>> START Material provided

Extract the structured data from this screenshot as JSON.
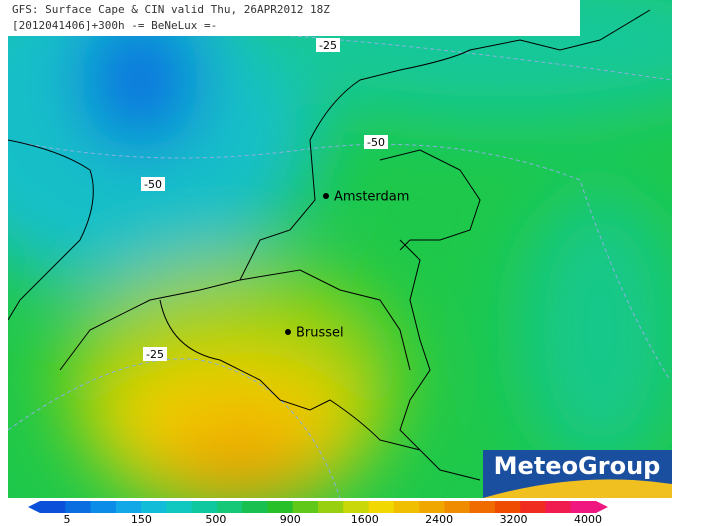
{
  "header": {
    "line1": "GFS: Surface Cape & CIN valid Thu, 26APR2012 18Z",
    "line2": "[2012041406]+300h -= BeNeLux =-"
  },
  "map": {
    "contour_labels": [
      "-25",
      "-50",
      "-50",
      "-25"
    ],
    "cities": [
      {
        "name": "Amsterdam"
      },
      {
        "name": "Brussel"
      }
    ]
  },
  "logo": "MeteoGroup",
  "legend": {
    "colors": [
      "#0a50d8",
      "#0a6ee0",
      "#0a8ce8",
      "#12a8e8",
      "#10bcd8",
      "#10c8c0",
      "#10c8a0",
      "#14c878",
      "#18c050",
      "#28c028",
      "#60c818",
      "#98d010",
      "#c8d808",
      "#f0d800",
      "#f0c000",
      "#f0a800",
      "#f08c00",
      "#f06c00",
      "#f04c00",
      "#f02c20",
      "#f01c50",
      "#f01880"
    ],
    "ticks": [
      "5",
      "150",
      "500",
      "900",
      "1600",
      "2400",
      "3200",
      "4000"
    ]
  }
}
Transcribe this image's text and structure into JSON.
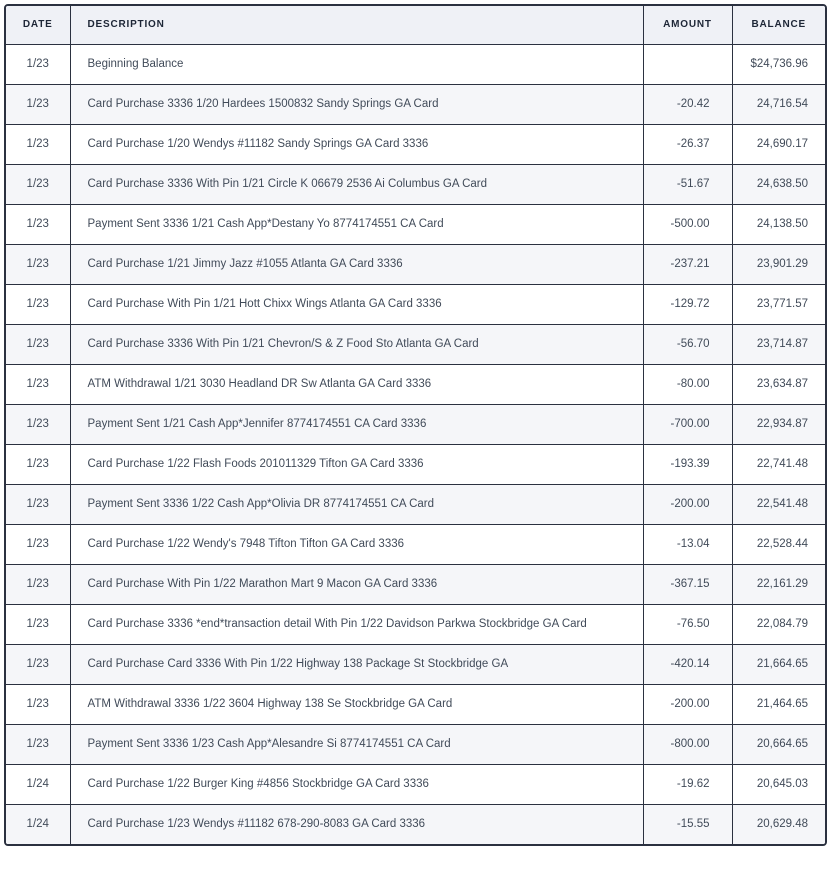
{
  "table": {
    "columns": [
      "DATE",
      "DESCRIPTION",
      "AMOUNT",
      "BALANCE"
    ],
    "rows": [
      {
        "date": "1/23",
        "description": "Beginning Balance",
        "amount": "",
        "balance": "$24,736.96"
      },
      {
        "date": "1/23",
        "description": "Card Purchase 3336 1/20 Hardees 1500832 Sandy Springs GA Card",
        "amount": "-20.42",
        "balance": "24,716.54"
      },
      {
        "date": "1/23",
        "description": "Card Purchase 1/20 Wendys #11182 Sandy Springs GA Card 3336",
        "amount": "-26.37",
        "balance": "24,690.17"
      },
      {
        "date": "1/23",
        "description": "Card Purchase 3336 With Pin 1/21 Circle K 06679 2536 Ai Columbus GA Card",
        "amount": "-51.67",
        "balance": "24,638.50"
      },
      {
        "date": "1/23",
        "description": "Payment Sent 3336 1/21 Cash App*Destany Yo 8774174551 CA Card",
        "amount": "-500.00",
        "balance": "24,138.50"
      },
      {
        "date": "1/23",
        "description": "Card Purchase 1/21 Jimmy Jazz #1055 Atlanta GA Card 3336",
        "amount": "-237.21",
        "balance": "23,901.29"
      },
      {
        "date": "1/23",
        "description": "Card Purchase With Pin 1/21 Hott Chixx Wings Atlanta GA Card 3336",
        "amount": "-129.72",
        "balance": "23,771.57"
      },
      {
        "date": "1/23",
        "description": "Card Purchase 3336 With Pin 1/21 Chevron/S & Z Food Sto Atlanta GA Card",
        "amount": "-56.70",
        "balance": "23,714.87"
      },
      {
        "date": "1/23",
        "description": "ATM Withdrawal 1/21 3030 Headland DR Sw Atlanta GA Card 3336",
        "amount": "-80.00",
        "balance": "23,634.87"
      },
      {
        "date": "1/23",
        "description": "Payment Sent 1/21 Cash App*Jennifer 8774174551 CA Card 3336",
        "amount": "-700.00",
        "balance": "22,934.87"
      },
      {
        "date": "1/23",
        "description": "Card Purchase 1/22 Flash Foods 201011329 Tifton GA Card 3336",
        "amount": "-193.39",
        "balance": "22,741.48"
      },
      {
        "date": "1/23",
        "description": "Payment Sent 3336 1/22 Cash App*Olivia DR 8774174551 CA Card",
        "amount": "-200.00",
        "balance": "22,541.48"
      },
      {
        "date": "1/23",
        "description": "Card Purchase 1/22 Wendy's 7948 Tifton Tifton GA Card 3336",
        "amount": "-13.04",
        "balance": "22,528.44"
      },
      {
        "date": "1/23",
        "description": "Card Purchase With Pin 1/22 Marathon Mart 9 Macon GA Card 3336",
        "amount": "-367.15",
        "balance": "22,161.29"
      },
      {
        "date": "1/23",
        "description": "Card Purchase 3336 *end*transaction detail With Pin 1/22 Davidson Parkwa Stockbridge GA Card",
        "amount": "-76.50",
        "balance": "22,084.79"
      },
      {
        "date": "1/23",
        "description": "Card Purchase Card 3336 With Pin 1/22 Highway 138 Package St Stockbridge GA",
        "amount": "-420.14",
        "balance": "21,664.65"
      },
      {
        "date": "1/23",
        "description": "ATM Withdrawal 3336 1/22 3604 Highway 138 Se Stockbridge GA Card",
        "amount": "-200.00",
        "balance": "21,464.65"
      },
      {
        "date": "1/23",
        "description": "Payment Sent 3336 1/23 Cash App*Alesandre Si 8774174551 CA Card",
        "amount": "-800.00",
        "balance": "20,664.65"
      },
      {
        "date": "1/24",
        "description": "Card Purchase 1/22 Burger King #4856 Stockbridge GA Card 3336",
        "amount": "-19.62",
        "balance": "20,645.03"
      },
      {
        "date": "1/24",
        "description": "Card Purchase 1/23 Wendys #11182 678-290-8083 GA Card 3336",
        "amount": "-15.55",
        "balance": "20,629.48"
      }
    ]
  },
  "colors": {
    "border": "#2b3140",
    "header_bg": "#eff1f6",
    "alt_row_bg": "#f5f6f9",
    "header_text": "#1d2636",
    "body_text": "#414b59"
  }
}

>> END Material provided

**Task description:** Reproduce the material above verbatim; omit every picture.

**Written response:**
Extract the structured data from this screenshot as JSON.
{
  "header": {
    "line1": "GFS: Surface Cape & CIN valid Thu, 26APR2012 18Z",
    "line2": "[2012041406]+300h -= BeNeLux =-"
  },
  "map": {
    "contour_labels": [
      "-25",
      "-50",
      "-50",
      "-25"
    ],
    "cities": [
      {
        "name": "Amsterdam"
      },
      {
        "name": "Brussel"
      }
    ]
  },
  "logo": "MeteoGroup",
  "legend": {
    "colors": [
      "#0a50d8",
      "#0a6ee0",
      "#0a8ce8",
      "#12a8e8",
      "#10bcd8",
      "#10c8c0",
      "#10c8a0",
      "#14c878",
      "#18c050",
      "#28c028",
      "#60c818",
      "#98d010",
      "#c8d808",
      "#f0d800",
      "#f0c000",
      "#f0a800",
      "#f08c00",
      "#f06c00",
      "#f04c00",
      "#f02c20",
      "#f01c50",
      "#f01880"
    ],
    "ticks": [
      "5",
      "150",
      "500",
      "900",
      "1600",
      "2400",
      "3200",
      "4000"
    ]
  }
}
Transcribe this image's text and structure into JSON.
{
  "table": {
    "columns": [
      "DATE",
      "DESCRIPTION",
      "AMOUNT",
      "BALANCE"
    ],
    "rows": [
      {
        "date": "1/23",
        "description": "Beginning Balance",
        "amount": "",
        "balance": "$24,736.96"
      },
      {
        "date": "1/23",
        "description": "Card Purchase 3336 1/20 Hardees 1500832 Sandy Springs GA Card",
        "amount": "-20.42",
        "balance": "24,716.54"
      },
      {
        "date": "1/23",
        "description": "Card Purchase 1/20 Wendys #11182 Sandy Springs GA Card 3336",
        "amount": "-26.37",
        "balance": "24,690.17"
      },
      {
        "date": "1/23",
        "description": "Card Purchase 3336 With Pin 1/21 Circle K 06679 2536 Ai Columbus GA Card",
        "amount": "-51.67",
        "balance": "24,638.50"
      },
      {
        "date": "1/23",
        "description": "Payment Sent 3336 1/21 Cash App*Destany Yo 8774174551 CA Card",
        "amount": "-500.00",
        "balance": "24,138.50"
      },
      {
        "date": "1/23",
        "description": "Card Purchase 1/21 Jimmy Jazz #1055 Atlanta GA Card 3336",
        "amount": "-237.21",
        "balance": "23,901.29"
      },
      {
        "date": "1/23",
        "description": "Card Purchase With Pin 1/21 Hott Chixx Wings Atlanta GA Card 3336",
        "amount": "-129.72",
        "balance": "23,771.57"
      },
      {
        "date": "1/23",
        "description": "Card Purchase 3336 With Pin 1/21 Chevron/S & Z Food Sto Atlanta GA Card",
        "amount": "-56.70",
        "balance": "23,714.87"
      },
      {
        "date": "1/23",
        "description": "ATM Withdrawal 1/21 3030 Headland DR Sw Atlanta GA Card 3336",
        "amount": "-80.00",
        "balance": "23,634.87"
      },
      {
        "date": "1/23",
        "description": "Payment Sent 1/21 Cash App*Jennifer 8774174551 CA Card 3336",
        "amount": "-700.00",
        "balance": "22,934.87"
      },
      {
        "date": "1/23",
        "description": "Card Purchase 1/22 Flash Foods 201011329 Tifton GA Card 3336",
        "amount": "-193.39",
        "balance": "22,741.48"
      },
      {
        "date": "1/23",
        "description": "Payment Sent 3336 1/22 Cash App*Olivia DR 8774174551 CA Card",
        "amount": "-200.00",
        "balance": "22,541.48"
      },
      {
        "date": "1/23",
        "description": "Card Purchase 1/22 Wendy's 7948 Tifton Tifton GA Card 3336",
        "amount": "-13.04",
        "balance": "22,528.44"
      },
      {
        "date": "1/23",
        "description": "Card Purchase With Pin 1/22 Marathon Mart 9 Macon GA Card 3336",
        "amount": "-367.15",
        "balance": "22,161.29"
      },
      {
        "date": "1/23",
        "description": "Card Purchase 3336 *end*transaction detail With Pin 1/22 Davidson Parkwa Stockbridge GA Card",
        "amount": "-76.50",
        "balance": "22,084.79"
      },
      {
        "date": "1/23",
        "description": "Card Purchase Card 3336 With Pin 1/22 Highway 138 Package St Stockbridge GA",
        "amount": "-420.14",
        "balance": "21,664.65"
      },
      {
        "date": "1/23",
        "description": "ATM Withdrawal 3336 1/22 3604 Highway 138 Se Stockbridge GA Card",
        "amount": "-200.00",
        "balance": "21,464.65"
      },
      {
        "date": "1/23",
        "description": "Payment Sent 3336 1/23 Cash App*Alesandre Si 8774174551 CA Card",
        "amount": "-800.00",
        "balance": "20,664.65"
      },
      {
        "date": "1/24",
        "description": "Card Purchase 1/22 Burger King #4856 Stockbridge GA Card 3336",
        "amount": "-19.62",
        "balance": "20,645.03"
      },
      {
        "date": "1/24",
        "description": "Card Purchase 1/23 Wendys #11182 678-290-8083 GA Card 3336",
        "amount": "-15.55",
        "balance": "20,629.48"
      }
    ]
  },
  "colors": {
    "border": "#2b3140",
    "header_bg": "#eff1f6",
    "alt_row_bg": "#f5f6f9",
    "header_text": "#1d2636",
    "body_text": "#414b59"
  }
}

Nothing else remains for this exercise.